▸ WORK TO COMPLETE:
Wherever the string "title" appears in a line, extract that line.

(Entries with figure data)
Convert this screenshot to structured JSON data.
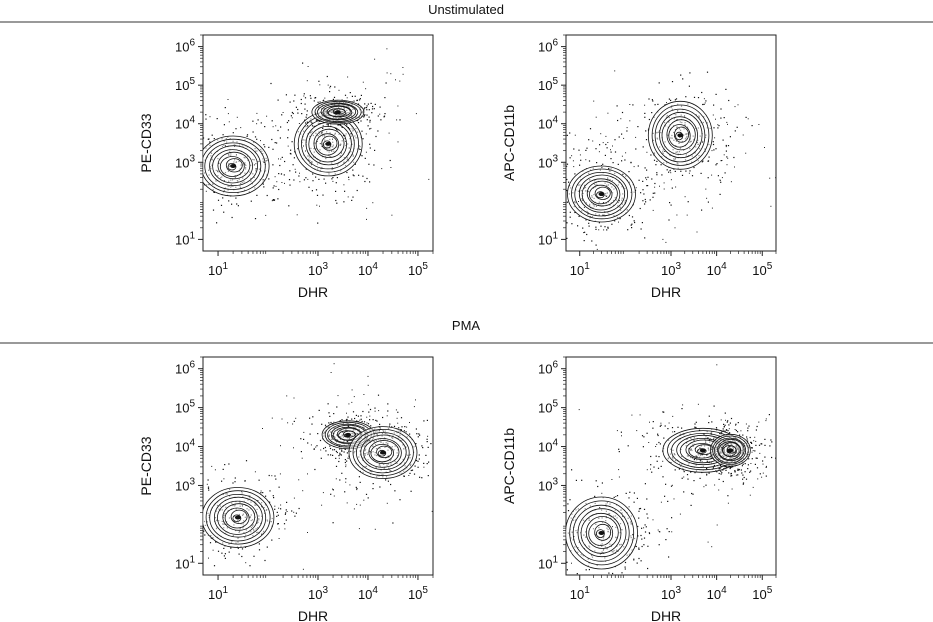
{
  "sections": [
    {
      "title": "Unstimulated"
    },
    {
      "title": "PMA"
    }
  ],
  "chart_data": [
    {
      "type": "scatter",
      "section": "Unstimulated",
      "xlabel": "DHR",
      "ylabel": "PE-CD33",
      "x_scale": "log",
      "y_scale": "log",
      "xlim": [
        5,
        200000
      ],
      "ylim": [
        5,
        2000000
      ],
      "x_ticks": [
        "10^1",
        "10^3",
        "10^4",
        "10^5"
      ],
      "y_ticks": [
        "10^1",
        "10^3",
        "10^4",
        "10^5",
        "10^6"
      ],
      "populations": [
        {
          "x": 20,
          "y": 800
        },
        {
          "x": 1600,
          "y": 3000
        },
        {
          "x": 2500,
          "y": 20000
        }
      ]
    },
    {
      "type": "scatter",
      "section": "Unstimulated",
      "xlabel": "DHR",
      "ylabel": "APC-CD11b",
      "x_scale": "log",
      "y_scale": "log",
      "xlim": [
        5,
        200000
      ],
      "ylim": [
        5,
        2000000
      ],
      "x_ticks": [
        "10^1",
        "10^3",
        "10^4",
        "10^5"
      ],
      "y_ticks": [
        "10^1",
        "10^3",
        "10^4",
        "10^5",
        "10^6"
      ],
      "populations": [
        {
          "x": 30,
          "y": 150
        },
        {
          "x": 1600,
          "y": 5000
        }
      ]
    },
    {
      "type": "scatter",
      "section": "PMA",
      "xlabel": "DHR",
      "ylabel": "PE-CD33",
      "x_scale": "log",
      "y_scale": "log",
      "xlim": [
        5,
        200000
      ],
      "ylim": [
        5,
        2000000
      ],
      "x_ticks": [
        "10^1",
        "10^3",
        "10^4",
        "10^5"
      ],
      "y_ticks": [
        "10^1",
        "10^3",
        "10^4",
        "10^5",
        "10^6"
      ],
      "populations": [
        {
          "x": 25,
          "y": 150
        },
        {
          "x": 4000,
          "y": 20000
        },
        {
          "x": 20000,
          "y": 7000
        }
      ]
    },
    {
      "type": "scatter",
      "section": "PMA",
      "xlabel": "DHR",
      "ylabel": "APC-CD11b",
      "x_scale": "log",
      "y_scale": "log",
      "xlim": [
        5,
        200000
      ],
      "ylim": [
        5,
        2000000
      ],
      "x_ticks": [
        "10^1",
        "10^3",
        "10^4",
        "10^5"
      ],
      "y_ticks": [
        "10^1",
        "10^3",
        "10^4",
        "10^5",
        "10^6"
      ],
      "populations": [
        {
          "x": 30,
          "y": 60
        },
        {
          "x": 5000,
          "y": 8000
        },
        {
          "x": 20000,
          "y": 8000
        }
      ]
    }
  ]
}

---

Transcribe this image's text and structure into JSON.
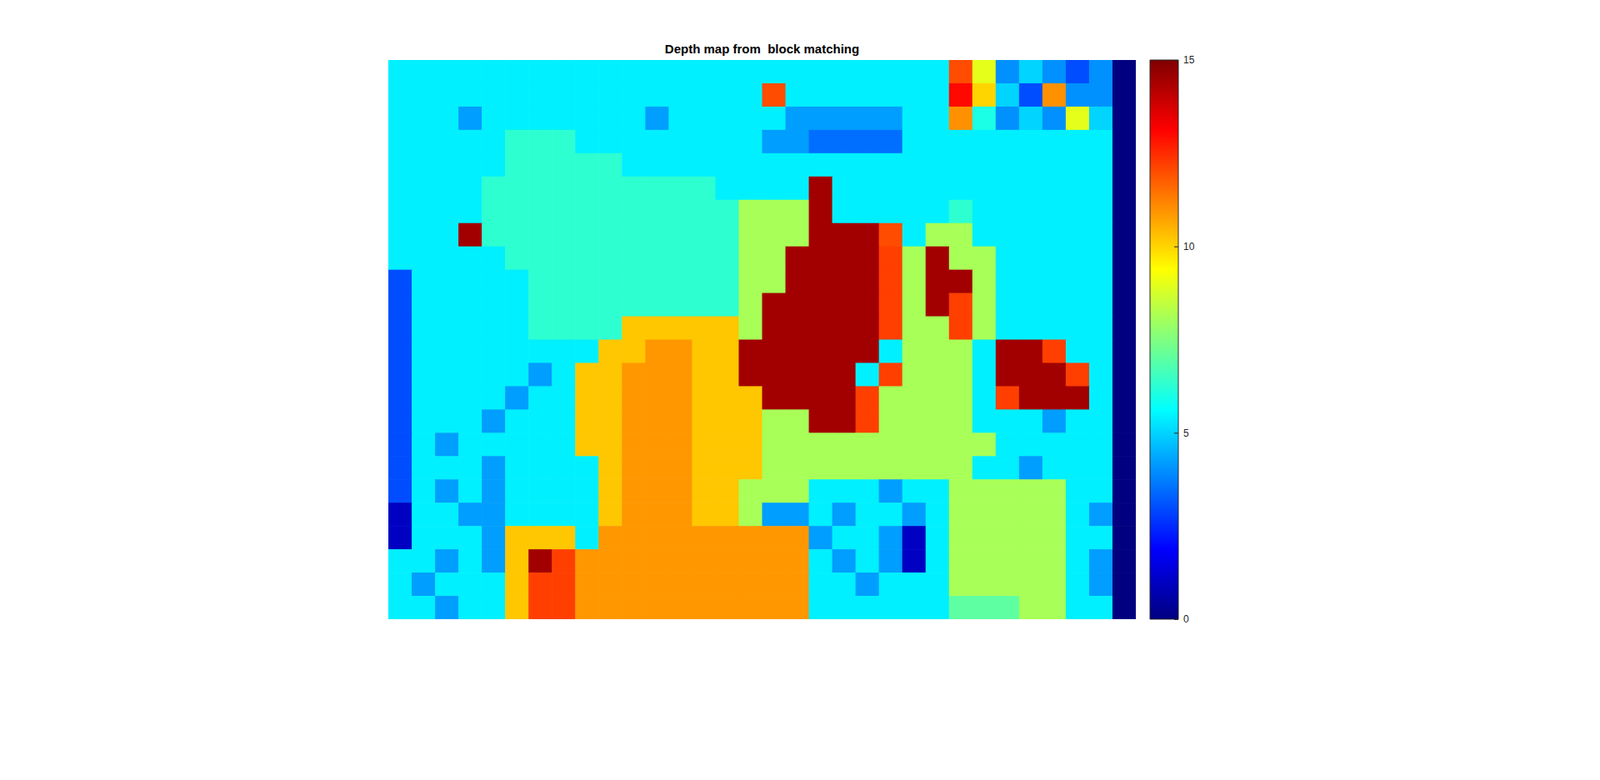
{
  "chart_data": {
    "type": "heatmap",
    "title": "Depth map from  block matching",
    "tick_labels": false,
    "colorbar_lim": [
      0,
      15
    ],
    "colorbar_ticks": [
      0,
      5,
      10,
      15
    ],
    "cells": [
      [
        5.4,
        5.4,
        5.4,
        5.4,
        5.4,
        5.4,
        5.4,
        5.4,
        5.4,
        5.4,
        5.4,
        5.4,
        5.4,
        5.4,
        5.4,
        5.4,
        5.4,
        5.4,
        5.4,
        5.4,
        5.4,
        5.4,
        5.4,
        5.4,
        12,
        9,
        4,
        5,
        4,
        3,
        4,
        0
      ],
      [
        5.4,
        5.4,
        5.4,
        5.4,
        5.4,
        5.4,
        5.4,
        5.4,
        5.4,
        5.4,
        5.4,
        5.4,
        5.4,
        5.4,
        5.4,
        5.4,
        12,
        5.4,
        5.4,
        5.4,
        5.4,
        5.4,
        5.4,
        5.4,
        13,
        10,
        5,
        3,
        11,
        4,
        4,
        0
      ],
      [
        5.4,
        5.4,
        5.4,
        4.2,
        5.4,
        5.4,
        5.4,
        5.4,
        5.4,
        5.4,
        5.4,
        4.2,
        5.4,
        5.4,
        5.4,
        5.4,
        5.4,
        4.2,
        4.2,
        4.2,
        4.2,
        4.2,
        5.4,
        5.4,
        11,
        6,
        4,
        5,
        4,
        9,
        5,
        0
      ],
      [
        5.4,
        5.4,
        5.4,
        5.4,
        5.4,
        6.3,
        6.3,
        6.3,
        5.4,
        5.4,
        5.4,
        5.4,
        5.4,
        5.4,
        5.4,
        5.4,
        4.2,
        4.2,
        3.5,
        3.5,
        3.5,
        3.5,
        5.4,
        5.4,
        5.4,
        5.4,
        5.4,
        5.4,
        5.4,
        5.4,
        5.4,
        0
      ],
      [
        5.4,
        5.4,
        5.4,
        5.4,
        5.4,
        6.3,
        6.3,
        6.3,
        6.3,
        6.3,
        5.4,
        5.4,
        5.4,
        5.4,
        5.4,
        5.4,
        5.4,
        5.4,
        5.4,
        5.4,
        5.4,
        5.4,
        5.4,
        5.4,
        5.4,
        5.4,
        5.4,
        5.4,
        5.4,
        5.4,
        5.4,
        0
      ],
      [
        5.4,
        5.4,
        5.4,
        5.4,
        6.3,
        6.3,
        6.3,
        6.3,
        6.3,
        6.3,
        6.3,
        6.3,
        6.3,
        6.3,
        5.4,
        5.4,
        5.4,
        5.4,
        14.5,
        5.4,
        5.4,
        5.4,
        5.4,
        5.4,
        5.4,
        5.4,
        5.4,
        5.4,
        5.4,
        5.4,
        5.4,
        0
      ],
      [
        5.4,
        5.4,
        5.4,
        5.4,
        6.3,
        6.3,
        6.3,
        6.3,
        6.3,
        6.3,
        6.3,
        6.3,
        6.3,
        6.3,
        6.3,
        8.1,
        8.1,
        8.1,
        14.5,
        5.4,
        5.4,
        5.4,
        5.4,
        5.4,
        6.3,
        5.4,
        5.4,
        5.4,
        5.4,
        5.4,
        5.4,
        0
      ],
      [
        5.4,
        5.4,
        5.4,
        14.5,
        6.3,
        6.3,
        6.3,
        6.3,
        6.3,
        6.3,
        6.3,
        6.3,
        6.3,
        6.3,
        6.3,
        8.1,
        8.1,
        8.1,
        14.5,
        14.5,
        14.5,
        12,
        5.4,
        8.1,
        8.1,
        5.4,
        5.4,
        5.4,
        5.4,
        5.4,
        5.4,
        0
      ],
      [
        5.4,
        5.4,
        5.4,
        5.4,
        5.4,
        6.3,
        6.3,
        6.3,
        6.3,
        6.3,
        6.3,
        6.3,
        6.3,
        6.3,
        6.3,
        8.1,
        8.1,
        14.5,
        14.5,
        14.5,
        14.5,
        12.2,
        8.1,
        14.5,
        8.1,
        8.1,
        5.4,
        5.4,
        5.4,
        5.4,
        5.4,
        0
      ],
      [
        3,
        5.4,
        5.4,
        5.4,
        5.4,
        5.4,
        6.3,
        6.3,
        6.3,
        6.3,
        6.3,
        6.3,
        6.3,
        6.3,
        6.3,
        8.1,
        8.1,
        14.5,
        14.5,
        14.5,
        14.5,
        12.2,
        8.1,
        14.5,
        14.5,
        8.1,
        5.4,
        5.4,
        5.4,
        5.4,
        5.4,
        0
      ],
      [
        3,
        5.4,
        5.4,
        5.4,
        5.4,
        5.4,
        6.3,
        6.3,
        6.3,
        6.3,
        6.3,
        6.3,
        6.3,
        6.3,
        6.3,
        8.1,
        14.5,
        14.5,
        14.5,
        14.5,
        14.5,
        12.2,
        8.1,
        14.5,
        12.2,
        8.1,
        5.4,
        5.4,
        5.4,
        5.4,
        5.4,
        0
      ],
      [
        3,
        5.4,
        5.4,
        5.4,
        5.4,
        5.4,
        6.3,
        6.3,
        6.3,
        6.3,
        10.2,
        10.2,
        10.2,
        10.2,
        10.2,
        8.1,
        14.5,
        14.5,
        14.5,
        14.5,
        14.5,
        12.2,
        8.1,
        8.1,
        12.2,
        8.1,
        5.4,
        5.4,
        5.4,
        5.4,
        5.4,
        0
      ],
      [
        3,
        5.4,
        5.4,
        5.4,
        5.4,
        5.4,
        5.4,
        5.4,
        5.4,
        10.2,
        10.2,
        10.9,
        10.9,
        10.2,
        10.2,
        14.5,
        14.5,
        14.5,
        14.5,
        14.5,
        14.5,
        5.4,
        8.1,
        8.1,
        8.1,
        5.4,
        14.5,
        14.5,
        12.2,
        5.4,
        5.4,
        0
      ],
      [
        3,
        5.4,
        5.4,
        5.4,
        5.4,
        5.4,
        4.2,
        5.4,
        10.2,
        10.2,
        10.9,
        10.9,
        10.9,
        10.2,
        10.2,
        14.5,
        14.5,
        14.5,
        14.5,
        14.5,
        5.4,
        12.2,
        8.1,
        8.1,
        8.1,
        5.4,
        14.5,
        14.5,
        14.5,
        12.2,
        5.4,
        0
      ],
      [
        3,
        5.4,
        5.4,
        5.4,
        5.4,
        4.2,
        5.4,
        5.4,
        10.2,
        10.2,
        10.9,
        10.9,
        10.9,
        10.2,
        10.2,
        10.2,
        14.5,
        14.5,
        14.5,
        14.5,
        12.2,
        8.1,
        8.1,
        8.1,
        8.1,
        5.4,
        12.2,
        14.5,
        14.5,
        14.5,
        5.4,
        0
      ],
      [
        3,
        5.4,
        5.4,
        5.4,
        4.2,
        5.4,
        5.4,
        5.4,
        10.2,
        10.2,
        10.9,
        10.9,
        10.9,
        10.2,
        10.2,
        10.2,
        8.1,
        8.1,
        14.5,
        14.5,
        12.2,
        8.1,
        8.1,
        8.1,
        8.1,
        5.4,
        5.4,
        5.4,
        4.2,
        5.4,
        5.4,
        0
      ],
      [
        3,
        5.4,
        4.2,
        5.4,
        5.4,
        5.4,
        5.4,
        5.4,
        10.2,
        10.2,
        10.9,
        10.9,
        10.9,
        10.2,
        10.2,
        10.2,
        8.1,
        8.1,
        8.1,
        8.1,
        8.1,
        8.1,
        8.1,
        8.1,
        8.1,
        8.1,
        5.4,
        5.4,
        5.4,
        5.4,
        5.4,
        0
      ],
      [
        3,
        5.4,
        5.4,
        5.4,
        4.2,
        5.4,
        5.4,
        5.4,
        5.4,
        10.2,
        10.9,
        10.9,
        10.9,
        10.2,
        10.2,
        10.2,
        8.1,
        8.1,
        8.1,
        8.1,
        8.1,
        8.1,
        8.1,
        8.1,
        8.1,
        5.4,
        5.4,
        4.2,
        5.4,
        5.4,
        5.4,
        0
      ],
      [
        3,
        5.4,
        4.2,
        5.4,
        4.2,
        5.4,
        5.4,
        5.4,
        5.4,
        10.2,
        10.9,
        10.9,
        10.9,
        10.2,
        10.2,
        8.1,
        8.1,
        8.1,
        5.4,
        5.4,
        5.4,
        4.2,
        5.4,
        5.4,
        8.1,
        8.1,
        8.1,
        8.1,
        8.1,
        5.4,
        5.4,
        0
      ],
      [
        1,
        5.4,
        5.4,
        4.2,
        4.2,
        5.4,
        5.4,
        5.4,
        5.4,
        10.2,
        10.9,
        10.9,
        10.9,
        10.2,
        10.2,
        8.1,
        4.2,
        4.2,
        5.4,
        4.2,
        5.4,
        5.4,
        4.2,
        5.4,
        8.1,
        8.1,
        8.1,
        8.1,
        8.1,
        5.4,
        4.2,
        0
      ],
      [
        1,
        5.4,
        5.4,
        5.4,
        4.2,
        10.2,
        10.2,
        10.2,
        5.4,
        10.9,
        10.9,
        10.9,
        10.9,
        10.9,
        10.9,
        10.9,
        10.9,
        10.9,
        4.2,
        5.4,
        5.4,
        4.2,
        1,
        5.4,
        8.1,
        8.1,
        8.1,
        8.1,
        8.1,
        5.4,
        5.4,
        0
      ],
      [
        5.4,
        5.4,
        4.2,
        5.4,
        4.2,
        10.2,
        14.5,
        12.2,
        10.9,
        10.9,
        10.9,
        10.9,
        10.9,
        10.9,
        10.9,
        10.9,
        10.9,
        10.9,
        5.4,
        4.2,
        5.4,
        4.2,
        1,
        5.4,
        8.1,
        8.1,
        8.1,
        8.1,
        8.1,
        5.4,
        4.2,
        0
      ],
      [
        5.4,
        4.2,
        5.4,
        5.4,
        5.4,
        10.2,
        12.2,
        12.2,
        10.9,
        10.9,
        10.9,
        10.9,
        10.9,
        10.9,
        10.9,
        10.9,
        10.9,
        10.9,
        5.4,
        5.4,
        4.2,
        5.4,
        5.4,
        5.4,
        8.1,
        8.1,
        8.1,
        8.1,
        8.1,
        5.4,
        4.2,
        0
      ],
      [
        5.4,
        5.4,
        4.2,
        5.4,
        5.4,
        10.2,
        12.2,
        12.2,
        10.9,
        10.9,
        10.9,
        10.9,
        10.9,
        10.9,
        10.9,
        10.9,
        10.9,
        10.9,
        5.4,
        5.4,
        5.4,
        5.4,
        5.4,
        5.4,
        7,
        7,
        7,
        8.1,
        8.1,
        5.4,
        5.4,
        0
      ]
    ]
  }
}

▸ SOLUTION FOR THIS TASK:
      "title": "Unstimulated"
      "title": "PMA"
    "title": "Depth map from  block matching",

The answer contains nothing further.